### Records from a collection of figures

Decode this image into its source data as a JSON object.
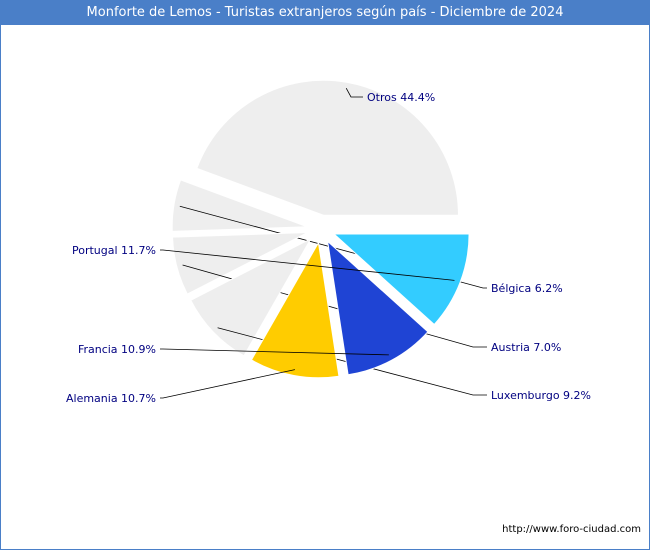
{
  "header": {
    "title": "Monforte de Lemos - Turistas extranjeros según país - Diciembre de 2024"
  },
  "footer": {
    "source": "http://www.foro-ciudad.com"
  },
  "chart_data": {
    "type": "pie",
    "title": "Monforte de Lemos - Turistas extranjeros según país - Diciembre de 2024",
    "unit": "%",
    "slices": [
      {
        "label": "Otros 44.4%",
        "name": "Otros",
        "value": 44.4,
        "color": "#eeeeee"
      },
      {
        "label": "Bélgica 6.2%",
        "name": "Bélgica",
        "value": 6.2,
        "color": "#eeeeee"
      },
      {
        "label": "Austria 7.0%",
        "name": "Austria",
        "value": 7.0,
        "color": "#eeeeee"
      },
      {
        "label": "Luxemburgo 9.2%",
        "name": "Luxemburgo",
        "value": 9.2,
        "color": "#eeeeee"
      },
      {
        "label": "Alemania 10.7%",
        "name": "Alemania",
        "value": 10.7,
        "color": "#ffcc00"
      },
      {
        "label": "Francia 10.9%",
        "name": "Francia",
        "value": 10.9,
        "color": "#1f44d4"
      },
      {
        "label": "Portugal 11.7%",
        "name": "Portugal",
        "value": 11.7,
        "color": "#33ccff"
      }
    ],
    "label_color": "#000080",
    "leader_color": "#000000"
  }
}
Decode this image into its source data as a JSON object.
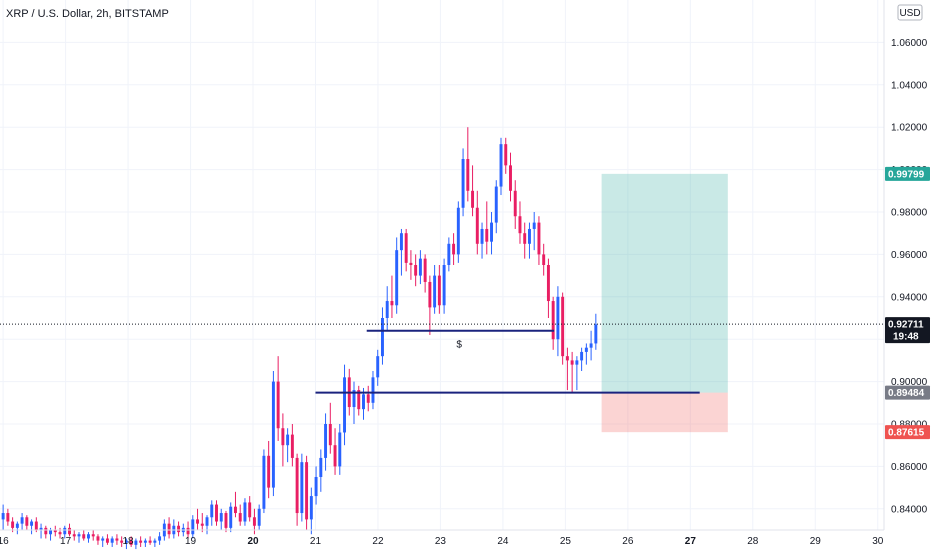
{
  "chart_data": {
    "type": "candlestick",
    "title": "XRP / U.S. Dollar, 2h, BITSTAMP",
    "currency": "USD",
    "ylim": [
      0.83,
      1.08
    ],
    "y_ticks": [
      {
        "value": 0.84,
        "label": "0.84000"
      },
      {
        "value": 0.86,
        "label": "0.86000"
      },
      {
        "value": 0.88,
        "label": "0.88000"
      },
      {
        "value": 0.9,
        "label": "0.90000"
      },
      {
        "value": 0.92,
        "label": "0.92000"
      },
      {
        "value": 0.94,
        "label": "0.94000"
      },
      {
        "value": 0.96,
        "label": "0.96000"
      },
      {
        "value": 0.98,
        "label": "0.98000"
      },
      {
        "value": 1.0,
        "label": "1.00000"
      },
      {
        "value": 1.02,
        "label": "1.02000"
      },
      {
        "value": 1.04,
        "label": "1.04000"
      },
      {
        "value": 1.06,
        "label": "1.06000"
      }
    ],
    "x_range": [
      15.95,
      30.1
    ],
    "x_ticks": [
      {
        "value": 16,
        "label": "16"
      },
      {
        "value": 17,
        "label": "17"
      },
      {
        "value": 18,
        "label": "18"
      },
      {
        "value": 19,
        "label": "19"
      },
      {
        "value": 20,
        "label": "20",
        "bold": true
      },
      {
        "value": 21,
        "label": "21"
      },
      {
        "value": 22,
        "label": "22"
      },
      {
        "value": 23,
        "label": "23"
      },
      {
        "value": 24,
        "label": "24"
      },
      {
        "value": 25,
        "label": "25"
      },
      {
        "value": 26,
        "label": "26"
      },
      {
        "value": 27,
        "label": "27",
        "bold": true
      },
      {
        "value": 28,
        "label": "28"
      },
      {
        "value": 29,
        "label": "29"
      },
      {
        "value": 30,
        "label": "30"
      }
    ],
    "colors": {
      "up": "#2962ff",
      "down": "#e91e63",
      "level": "#1a237e",
      "target": "#26a69a",
      "stop": "#ef5350",
      "axis_tag": "#787b86"
    },
    "candles_ohlc": [
      [
        0.835,
        0.842,
        0.83,
        0.838
      ],
      [
        0.838,
        0.84,
        0.832,
        0.834
      ],
      [
        0.834,
        0.836,
        0.829,
        0.831
      ],
      [
        0.831,
        0.834,
        0.828,
        0.833
      ],
      [
        0.833,
        0.838,
        0.83,
        0.836
      ],
      [
        0.836,
        0.837,
        0.83,
        0.832
      ],
      [
        0.832,
        0.835,
        0.828,
        0.834
      ],
      [
        0.834,
        0.836,
        0.829,
        0.83
      ],
      [
        0.83,
        0.833,
        0.826,
        0.831
      ],
      [
        0.831,
        0.832,
        0.826,
        0.828
      ],
      [
        0.828,
        0.831,
        0.825,
        0.83
      ],
      [
        0.83,
        0.832,
        0.827,
        0.829
      ],
      [
        0.829,
        0.831,
        0.826,
        0.828
      ],
      [
        0.828,
        0.832,
        0.826,
        0.831
      ],
      [
        0.831,
        0.833,
        0.827,
        0.828
      ],
      [
        0.828,
        0.83,
        0.825,
        0.827
      ],
      [
        0.827,
        0.829,
        0.824,
        0.828
      ],
      [
        0.828,
        0.83,
        0.825,
        0.826
      ],
      [
        0.826,
        0.829,
        0.824,
        0.828
      ],
      [
        0.828,
        0.83,
        0.825,
        0.827
      ],
      [
        0.827,
        0.828,
        0.823,
        0.825
      ],
      [
        0.825,
        0.827,
        0.822,
        0.826
      ],
      [
        0.826,
        0.828,
        0.823,
        0.824
      ],
      [
        0.824,
        0.827,
        0.822,
        0.826
      ],
      [
        0.826,
        0.828,
        0.823,
        0.825
      ],
      [
        0.825,
        0.827,
        0.822,
        0.824
      ],
      [
        0.824,
        0.826,
        0.821,
        0.825
      ],
      [
        0.825,
        0.827,
        0.822,
        0.823
      ],
      [
        0.823,
        0.826,
        0.821,
        0.825
      ],
      [
        0.825,
        0.827,
        0.822,
        0.824
      ],
      [
        0.824,
        0.826,
        0.822,
        0.825
      ],
      [
        0.825,
        0.827,
        0.823,
        0.824
      ],
      [
        0.824,
        0.826,
        0.822,
        0.825
      ],
      [
        0.825,
        0.829,
        0.823,
        0.827
      ],
      [
        0.827,
        0.835,
        0.825,
        0.833
      ],
      [
        0.833,
        0.836,
        0.826,
        0.828
      ],
      [
        0.828,
        0.835,
        0.826,
        0.832
      ],
      [
        0.832,
        0.834,
        0.827,
        0.829
      ],
      [
        0.829,
        0.833,
        0.827,
        0.831
      ],
      [
        0.831,
        0.834,
        0.826,
        0.828
      ],
      [
        0.828,
        0.837,
        0.826,
        0.835
      ],
      [
        0.835,
        0.84,
        0.83,
        0.833
      ],
      [
        0.833,
        0.838,
        0.829,
        0.832
      ],
      [
        0.832,
        0.837,
        0.828,
        0.836
      ],
      [
        0.836,
        0.844,
        0.832,
        0.842
      ],
      [
        0.842,
        0.844,
        0.832,
        0.834
      ],
      [
        0.834,
        0.84,
        0.83,
        0.838
      ],
      [
        0.838,
        0.839,
        0.829,
        0.831
      ],
      [
        0.831,
        0.843,
        0.829,
        0.841
      ],
      [
        0.841,
        0.848,
        0.836,
        0.838
      ],
      [
        0.838,
        0.842,
        0.832,
        0.834
      ],
      [
        0.834,
        0.845,
        0.832,
        0.843
      ],
      [
        0.843,
        0.846,
        0.834,
        0.836
      ],
      [
        0.836,
        0.84,
        0.828,
        0.832
      ],
      [
        0.832,
        0.842,
        0.83,
        0.84
      ],
      [
        0.84,
        0.868,
        0.838,
        0.865
      ],
      [
        0.865,
        0.872,
        0.845,
        0.85
      ],
      [
        0.85,
        0.905,
        0.846,
        0.9
      ],
      [
        0.9,
        0.912,
        0.872,
        0.878
      ],
      [
        0.878,
        0.885,
        0.86,
        0.87
      ],
      [
        0.87,
        0.878,
        0.862,
        0.875
      ],
      [
        0.875,
        0.88,
        0.86,
        0.864
      ],
      [
        0.864,
        0.866,
        0.832,
        0.838
      ],
      [
        0.838,
        0.866,
        0.834,
        0.862
      ],
      [
        0.862,
        0.865,
        0.83,
        0.835
      ],
      [
        0.835,
        0.85,
        0.828,
        0.846
      ],
      [
        0.846,
        0.86,
        0.842,
        0.855
      ],
      [
        0.855,
        0.868,
        0.848,
        0.864
      ],
      [
        0.864,
        0.885,
        0.858,
        0.88
      ],
      [
        0.88,
        0.89,
        0.866,
        0.87
      ],
      [
        0.87,
        0.878,
        0.856,
        0.86
      ],
      [
        0.86,
        0.88,
        0.856,
        0.876
      ],
      [
        0.876,
        0.908,
        0.87,
        0.902
      ],
      [
        0.902,
        0.906,
        0.884,
        0.888
      ],
      [
        0.888,
        0.9,
        0.88,
        0.896
      ],
      [
        0.896,
        0.898,
        0.884,
        0.887
      ],
      [
        0.887,
        0.897,
        0.882,
        0.894
      ],
      [
        0.894,
        0.898,
        0.886,
        0.89
      ],
      [
        0.89,
        0.905,
        0.887,
        0.902
      ],
      [
        0.902,
        0.915,
        0.898,
        0.912
      ],
      [
        0.912,
        0.935,
        0.908,
        0.93
      ],
      [
        0.93,
        0.945,
        0.924,
        0.938
      ],
      [
        0.938,
        0.95,
        0.93,
        0.936
      ],
      [
        0.936,
        0.968,
        0.932,
        0.962
      ],
      [
        0.962,
        0.972,
        0.95,
        0.97
      ],
      [
        0.97,
        0.972,
        0.952,
        0.956
      ],
      [
        0.956,
        0.962,
        0.948,
        0.955
      ],
      [
        0.955,
        0.96,
        0.945,
        0.95
      ],
      [
        0.95,
        0.962,
        0.946,
        0.958
      ],
      [
        0.958,
        0.96,
        0.942,
        0.947
      ],
      [
        0.947,
        0.95,
        0.922,
        0.935
      ],
      [
        0.935,
        0.955,
        0.932,
        0.95
      ],
      [
        0.95,
        0.955,
        0.932,
        0.936
      ],
      [
        0.936,
        0.958,
        0.932,
        0.955
      ],
      [
        0.955,
        0.968,
        0.952,
        0.965
      ],
      [
        0.965,
        0.97,
        0.955,
        0.96
      ],
      [
        0.96,
        0.985,
        0.956,
        0.982
      ],
      [
        0.982,
        1.01,
        0.978,
        1.005
      ],
      [
        1.005,
        1.02,
        0.985,
        0.99
      ],
      [
        0.99,
        1.002,
        0.978,
        0.982
      ],
      [
        0.982,
        0.99,
        0.96,
        0.965
      ],
      [
        0.965,
        0.975,
        0.958,
        0.972
      ],
      [
        0.972,
        0.985,
        0.96,
        0.966
      ],
      [
        0.966,
        0.98,
        0.96,
        0.975
      ],
      [
        0.975,
        0.995,
        0.97,
        0.992
      ],
      [
        0.992,
        1.015,
        0.988,
        1.012
      ],
      [
        1.012,
        1.015,
        0.998,
        1.002
      ],
      [
        1.002,
        1.008,
        0.985,
        0.99
      ],
      [
        0.99,
        0.995,
        0.972,
        0.978
      ],
      [
        0.978,
        0.985,
        0.965,
        0.97
      ],
      [
        0.97,
        0.975,
        0.958,
        0.965
      ],
      [
        0.965,
        0.975,
        0.958,
        0.972
      ],
      [
        0.972,
        0.98,
        0.962,
        0.975
      ],
      [
        0.975,
        0.978,
        0.955,
        0.96
      ],
      [
        0.96,
        0.965,
        0.95,
        0.955
      ],
      [
        0.955,
        0.958,
        0.93,
        0.938
      ],
      [
        0.938,
        0.94,
        0.915,
        0.92
      ],
      [
        0.92,
        0.945,
        0.912,
        0.94
      ],
      [
        0.94,
        0.942,
        0.908,
        0.912
      ],
      [
        0.912,
        0.916,
        0.896,
        0.91
      ],
      [
        0.91,
        0.914,
        0.895,
        0.908
      ],
      [
        0.908,
        0.912,
        0.896,
        0.91
      ],
      [
        0.91,
        0.916,
        0.905,
        0.914
      ],
      [
        0.914,
        0.918,
        0.908,
        0.916
      ],
      [
        0.916,
        0.924,
        0.91,
        0.918
      ],
      [
        0.918,
        0.932,
        0.915,
        0.927
      ]
    ],
    "candle_x_start": 16.0,
    "candle_x_step": 0.0759,
    "levels": [
      {
        "name": "level-upper",
        "y": 0.924,
        "x_from": 21.82,
        "x_to": 24.82
      },
      {
        "name": "level-lower",
        "y": 0.8948,
        "x_from": 21.0,
        "x_to": 27.15
      }
    ],
    "annotation": {
      "text": "$",
      "x": 23.3,
      "y": 0.916
    },
    "position": {
      "x_from": 25.58,
      "x_to": 27.6,
      "entry": 0.8948,
      "target": 0.99799,
      "stop": 0.87615
    },
    "current_price": 0.92711,
    "price_tags": [
      {
        "name": "target-price-tag",
        "value": 0.99799,
        "label": "0.99799",
        "color": "#26a69a"
      },
      {
        "name": "current-price-tag",
        "value": 0.92711,
        "label": "0.92711",
        "sub_label": "19:48",
        "color": "#131722"
      },
      {
        "name": "entry-price-tag",
        "value": 0.8948,
        "label": "0.89484",
        "color": "#787b86"
      },
      {
        "name": "stop-price-tag",
        "value": 0.87615,
        "label": "0.87615",
        "color": "#ef5350"
      }
    ]
  }
}
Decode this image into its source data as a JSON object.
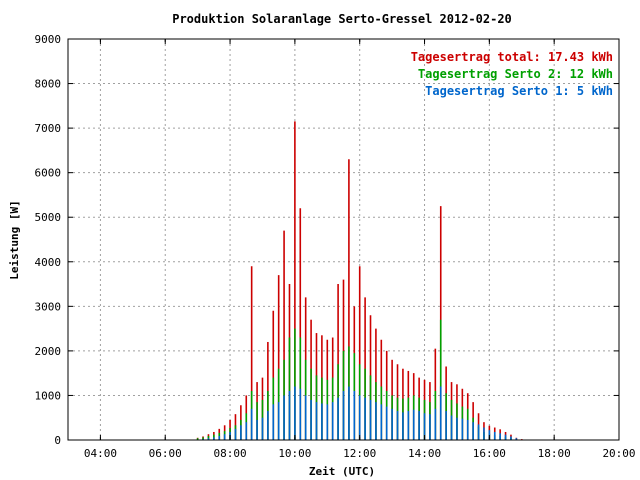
{
  "chart_data": {
    "type": "bar",
    "title": "Produktion Solaranlage Serto-Gressel 2012-02-20",
    "xlabel": "Zeit (UTC)",
    "ylabel": "Leistung [W]",
    "xlim": [
      "03:00",
      "20:00"
    ],
    "ylim": [
      0,
      9000
    ],
    "x_tick_labels": [
      "04:00",
      "06:00",
      "08:00",
      "10:00",
      "12:00",
      "14:00",
      "16:00",
      "18:00",
      "20:00"
    ],
    "y_tick_labels": [
      "0",
      "1000",
      "2000",
      "3000",
      "4000",
      "5000",
      "6000",
      "7000",
      "8000",
      "9000"
    ],
    "grid": true,
    "legend_position": "top-right",
    "stacked": true,
    "legend": [
      {
        "label": "Tagesertrag total: 17.43 kWh",
        "color": "#cc0000"
      },
      {
        "label": "Tagesertrag Serto 2: 12 kWh",
        "color": "#00a000"
      },
      {
        "label": "Tagesertrag Serto 1: 5 kWh",
        "color": "#0066cc"
      }
    ],
    "x": [
      "07:00",
      "07:10",
      "07:20",
      "07:30",
      "07:40",
      "07:50",
      "08:00",
      "08:10",
      "08:20",
      "08:30",
      "08:40",
      "08:50",
      "09:00",
      "09:10",
      "09:20",
      "09:30",
      "09:40",
      "09:50",
      "10:00",
      "10:10",
      "10:20",
      "10:30",
      "10:40",
      "10:50",
      "11:00",
      "11:10",
      "11:20",
      "11:30",
      "11:40",
      "11:50",
      "12:00",
      "12:10",
      "12:20",
      "12:30",
      "12:40",
      "12:50",
      "13:00",
      "13:10",
      "13:20",
      "13:30",
      "13:40",
      "13:50",
      "14:00",
      "14:10",
      "14:20",
      "14:30",
      "14:40",
      "14:50",
      "15:00",
      "15:10",
      "15:20",
      "15:30",
      "15:40",
      "15:50",
      "16:00",
      "16:10",
      "16:20",
      "16:30",
      "16:40",
      "16:50",
      "17:00"
    ],
    "series": [
      {
        "name": "Serto 1",
        "color": "#0066cc",
        "values": [
          10,
          20,
          40,
          60,
          90,
          130,
          180,
          250,
          330,
          400,
          700,
          450,
          500,
          650,
          800,
          850,
          1000,
          1100,
          1200,
          1150,
          1000,
          900,
          850,
          820,
          800,
          850,
          950,
          1100,
          1200,
          1100,
          1000,
          950,
          900,
          850,
          800,
          750,
          700,
          650,
          620,
          650,
          680,
          650,
          600,
          580,
          700,
          1200,
          650,
          550,
          500,
          480,
          450,
          400,
          350,
          280,
          220,
          180,
          150,
          120,
          80,
          40,
          10
        ]
      },
      {
        "name": "Serto 2",
        "color": "#00a000",
        "values": [
          40,
          60,
          90,
          120,
          160,
          200,
          270,
          330,
          450,
          600,
          1100,
          850,
          900,
          1100,
          1400,
          1600,
          1800,
          2300,
          2500,
          2300,
          1800,
          1600,
          1450,
          1400,
          1350,
          1400,
          1700,
          2000,
          2100,
          1950,
          1700,
          1600,
          1450,
          1300,
          1200,
          1100,
          1000,
          950,
          930,
          950,
          1000,
          950,
          900,
          850,
          1100,
          2700,
          1050,
          900,
          820,
          750,
          700,
          500,
          300,
          180,
          140,
          110,
          90,
          70,
          50,
          20,
          10
        ]
      },
      {
        "name": "total",
        "color": "#cc0000",
        "values": [
          50,
          80,
          130,
          180,
          250,
          330,
          450,
          580,
          780,
          1000,
          3900,
          1300,
          1400,
          2200,
          2900,
          3700,
          4700,
          3500,
          7150,
          5200,
          3200,
          2700,
          2400,
          2350,
          2250,
          2300,
          3500,
          3600,
          6300,
          3000,
          3900,
          3200,
          2800,
          2500,
          2250,
          2000,
          1800,
          1700,
          1600,
          1550,
          1500,
          1400,
          1350,
          1300,
          2050,
          5250,
          1650,
          1300,
          1250,
          1150,
          1050,
          850,
          600,
          400,
          320,
          280,
          240,
          180,
          120,
          50,
          20
        ]
      }
    ]
  }
}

### Your objective
What is the number of lines that hold the string "Diciembre"? Give it alone.

### Exercise solution
2